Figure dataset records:
——————————

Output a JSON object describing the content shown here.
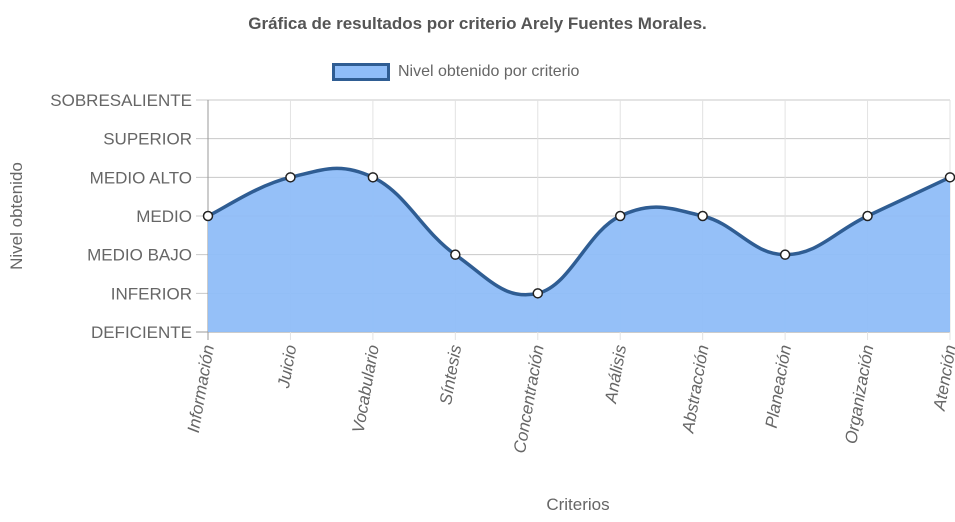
{
  "chart_data": {
    "type": "area",
    "title": "Gráfica de resultados por criterio Arely Fuentes Morales.",
    "xlabel": "Criterios",
    "ylabel": "Nivel obtenido",
    "levels": [
      "DEFICIENTE",
      "INFERIOR",
      "MEDIO BAJO",
      "MEDIO",
      "MEDIO ALTO",
      "SUPERIOR",
      "SOBRESALIENTE"
    ],
    "categories": [
      "Información",
      "Juicio",
      "Vocabulario",
      "Síntesis",
      "Concentración",
      "Análisis",
      "Abstracción",
      "Planeación",
      "Organización",
      "Atención"
    ],
    "series": [
      {
        "name": "Nivel obtenido por criterio",
        "values": [
          3,
          4,
          4,
          2,
          1,
          3,
          3,
          2,
          3,
          4
        ],
        "fill": "#8fbdf8",
        "stroke": "#2f5d93"
      }
    ],
    "ylim": [
      0,
      6
    ],
    "grid": true,
    "legend": "top"
  }
}
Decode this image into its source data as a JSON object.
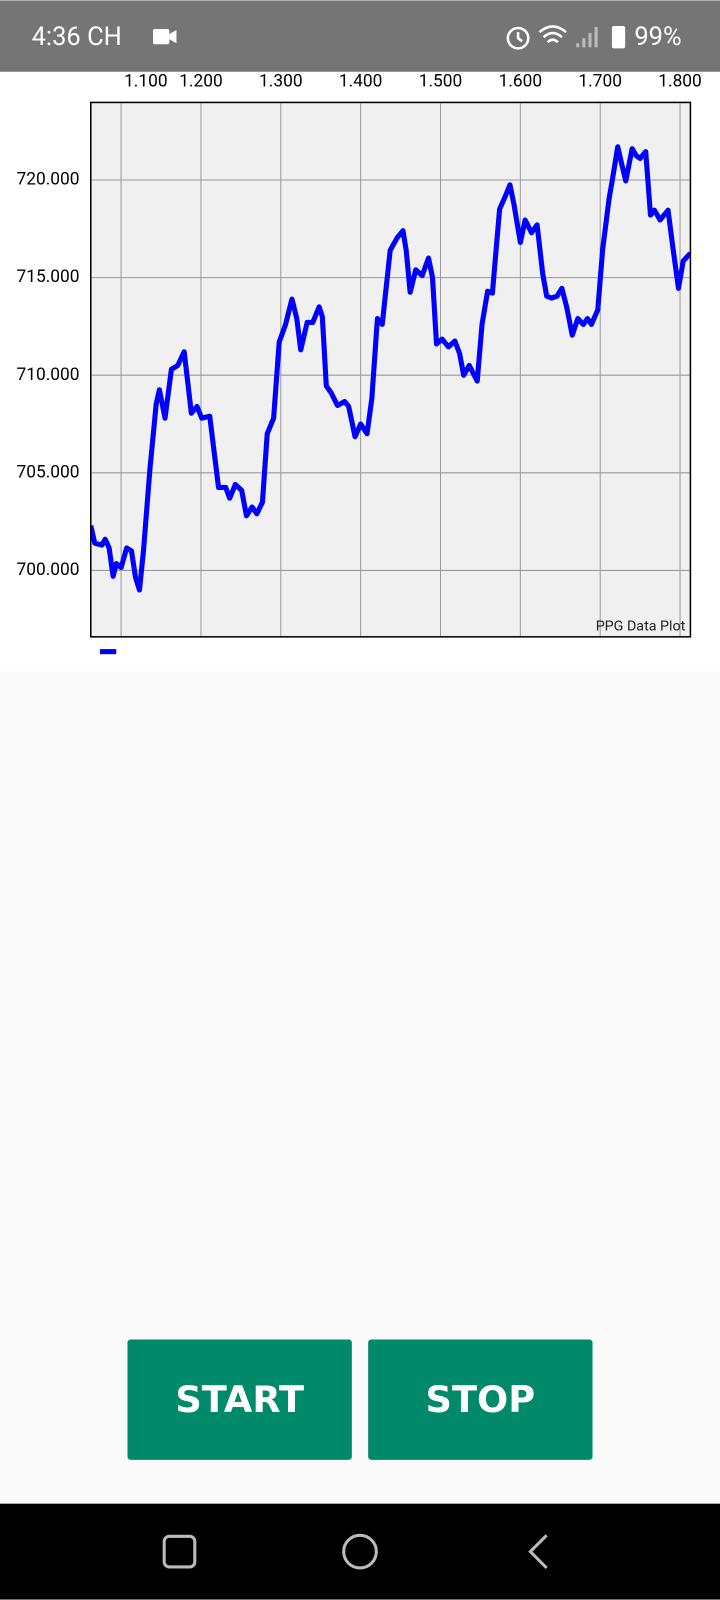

——————————

→ What the task requires:
For each line of the listing that holds the word "JSON", show that line.

→ Response:
Output a JSON object describing the content shown here.
Decode this image into its source data as a JSON object.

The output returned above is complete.